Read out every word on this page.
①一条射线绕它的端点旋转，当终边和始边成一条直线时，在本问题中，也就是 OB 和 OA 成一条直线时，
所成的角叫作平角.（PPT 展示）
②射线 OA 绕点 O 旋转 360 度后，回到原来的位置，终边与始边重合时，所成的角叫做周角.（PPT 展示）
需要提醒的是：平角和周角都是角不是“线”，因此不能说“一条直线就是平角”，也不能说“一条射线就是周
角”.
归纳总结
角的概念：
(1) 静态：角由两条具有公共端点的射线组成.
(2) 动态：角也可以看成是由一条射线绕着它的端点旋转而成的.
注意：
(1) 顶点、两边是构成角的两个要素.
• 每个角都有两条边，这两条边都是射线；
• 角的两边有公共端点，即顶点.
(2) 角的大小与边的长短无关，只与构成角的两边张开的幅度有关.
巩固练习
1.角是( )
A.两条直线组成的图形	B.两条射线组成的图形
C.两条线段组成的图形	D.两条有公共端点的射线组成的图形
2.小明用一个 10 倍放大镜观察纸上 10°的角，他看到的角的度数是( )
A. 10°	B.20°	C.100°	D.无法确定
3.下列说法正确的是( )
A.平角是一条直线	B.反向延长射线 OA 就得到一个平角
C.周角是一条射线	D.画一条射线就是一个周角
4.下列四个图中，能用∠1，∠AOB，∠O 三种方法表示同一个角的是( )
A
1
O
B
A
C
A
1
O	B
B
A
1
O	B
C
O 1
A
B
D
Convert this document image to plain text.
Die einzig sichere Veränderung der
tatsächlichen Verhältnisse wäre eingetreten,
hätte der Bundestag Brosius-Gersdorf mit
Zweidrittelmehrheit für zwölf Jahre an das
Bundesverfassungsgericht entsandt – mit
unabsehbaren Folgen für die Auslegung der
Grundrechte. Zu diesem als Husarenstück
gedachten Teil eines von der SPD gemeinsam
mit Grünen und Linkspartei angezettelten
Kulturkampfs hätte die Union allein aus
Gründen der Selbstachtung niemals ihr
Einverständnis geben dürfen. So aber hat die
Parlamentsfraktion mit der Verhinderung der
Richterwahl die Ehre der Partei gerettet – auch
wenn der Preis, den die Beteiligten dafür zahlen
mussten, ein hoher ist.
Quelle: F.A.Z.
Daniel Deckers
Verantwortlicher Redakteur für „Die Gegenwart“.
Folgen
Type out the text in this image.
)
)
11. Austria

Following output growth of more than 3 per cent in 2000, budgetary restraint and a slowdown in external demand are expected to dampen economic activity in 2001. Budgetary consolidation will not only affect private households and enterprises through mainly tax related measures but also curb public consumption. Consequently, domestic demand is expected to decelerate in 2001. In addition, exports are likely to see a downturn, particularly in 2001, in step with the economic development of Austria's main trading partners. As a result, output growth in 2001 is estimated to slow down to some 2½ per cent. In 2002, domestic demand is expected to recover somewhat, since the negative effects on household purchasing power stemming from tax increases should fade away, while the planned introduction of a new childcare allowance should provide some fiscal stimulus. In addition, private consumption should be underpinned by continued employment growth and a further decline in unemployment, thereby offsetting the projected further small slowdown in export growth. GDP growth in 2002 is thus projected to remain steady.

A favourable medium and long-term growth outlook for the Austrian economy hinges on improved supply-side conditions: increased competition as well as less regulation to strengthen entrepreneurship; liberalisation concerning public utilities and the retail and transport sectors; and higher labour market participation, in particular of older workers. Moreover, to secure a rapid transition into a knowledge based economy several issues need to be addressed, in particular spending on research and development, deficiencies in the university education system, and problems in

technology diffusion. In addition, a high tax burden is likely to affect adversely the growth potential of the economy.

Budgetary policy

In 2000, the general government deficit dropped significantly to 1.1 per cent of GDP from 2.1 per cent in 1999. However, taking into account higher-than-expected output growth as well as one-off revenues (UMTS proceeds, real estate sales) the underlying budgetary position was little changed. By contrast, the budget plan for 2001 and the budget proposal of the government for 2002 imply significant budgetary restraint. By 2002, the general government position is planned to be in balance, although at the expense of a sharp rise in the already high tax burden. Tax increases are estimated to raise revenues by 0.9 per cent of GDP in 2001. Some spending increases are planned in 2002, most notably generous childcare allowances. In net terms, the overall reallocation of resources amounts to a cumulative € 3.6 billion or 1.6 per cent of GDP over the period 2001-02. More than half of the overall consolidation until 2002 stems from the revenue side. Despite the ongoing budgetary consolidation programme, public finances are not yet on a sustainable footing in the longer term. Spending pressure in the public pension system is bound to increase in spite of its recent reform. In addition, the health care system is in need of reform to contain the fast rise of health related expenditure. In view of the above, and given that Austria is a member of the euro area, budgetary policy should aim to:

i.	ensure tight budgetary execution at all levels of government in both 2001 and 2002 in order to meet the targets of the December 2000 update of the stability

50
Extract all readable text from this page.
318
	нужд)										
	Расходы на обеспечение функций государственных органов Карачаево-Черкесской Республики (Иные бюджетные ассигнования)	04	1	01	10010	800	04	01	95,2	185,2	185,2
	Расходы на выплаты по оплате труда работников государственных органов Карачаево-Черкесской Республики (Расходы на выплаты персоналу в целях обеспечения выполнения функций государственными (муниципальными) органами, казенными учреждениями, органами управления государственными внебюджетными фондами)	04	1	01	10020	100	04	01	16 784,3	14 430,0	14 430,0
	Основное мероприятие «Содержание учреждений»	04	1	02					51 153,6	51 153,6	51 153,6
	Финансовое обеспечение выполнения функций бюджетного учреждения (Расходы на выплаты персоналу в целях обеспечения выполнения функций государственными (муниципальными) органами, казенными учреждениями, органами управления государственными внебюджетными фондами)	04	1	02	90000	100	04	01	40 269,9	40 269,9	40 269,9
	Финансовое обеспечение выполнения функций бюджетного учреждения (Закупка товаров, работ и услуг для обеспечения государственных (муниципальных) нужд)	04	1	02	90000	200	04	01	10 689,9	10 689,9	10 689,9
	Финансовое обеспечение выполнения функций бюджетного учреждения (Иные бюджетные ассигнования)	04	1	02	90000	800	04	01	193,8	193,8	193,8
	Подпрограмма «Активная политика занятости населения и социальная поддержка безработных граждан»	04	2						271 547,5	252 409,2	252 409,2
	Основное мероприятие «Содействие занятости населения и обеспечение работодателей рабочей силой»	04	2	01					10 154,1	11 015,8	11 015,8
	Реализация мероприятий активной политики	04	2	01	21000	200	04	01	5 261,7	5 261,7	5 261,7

+++

Given instruction>
Look through the material above. Copy each line where the word "image" appears.

Answer to the exercise>
Convert this document image to plain text.
Type out the text in this image.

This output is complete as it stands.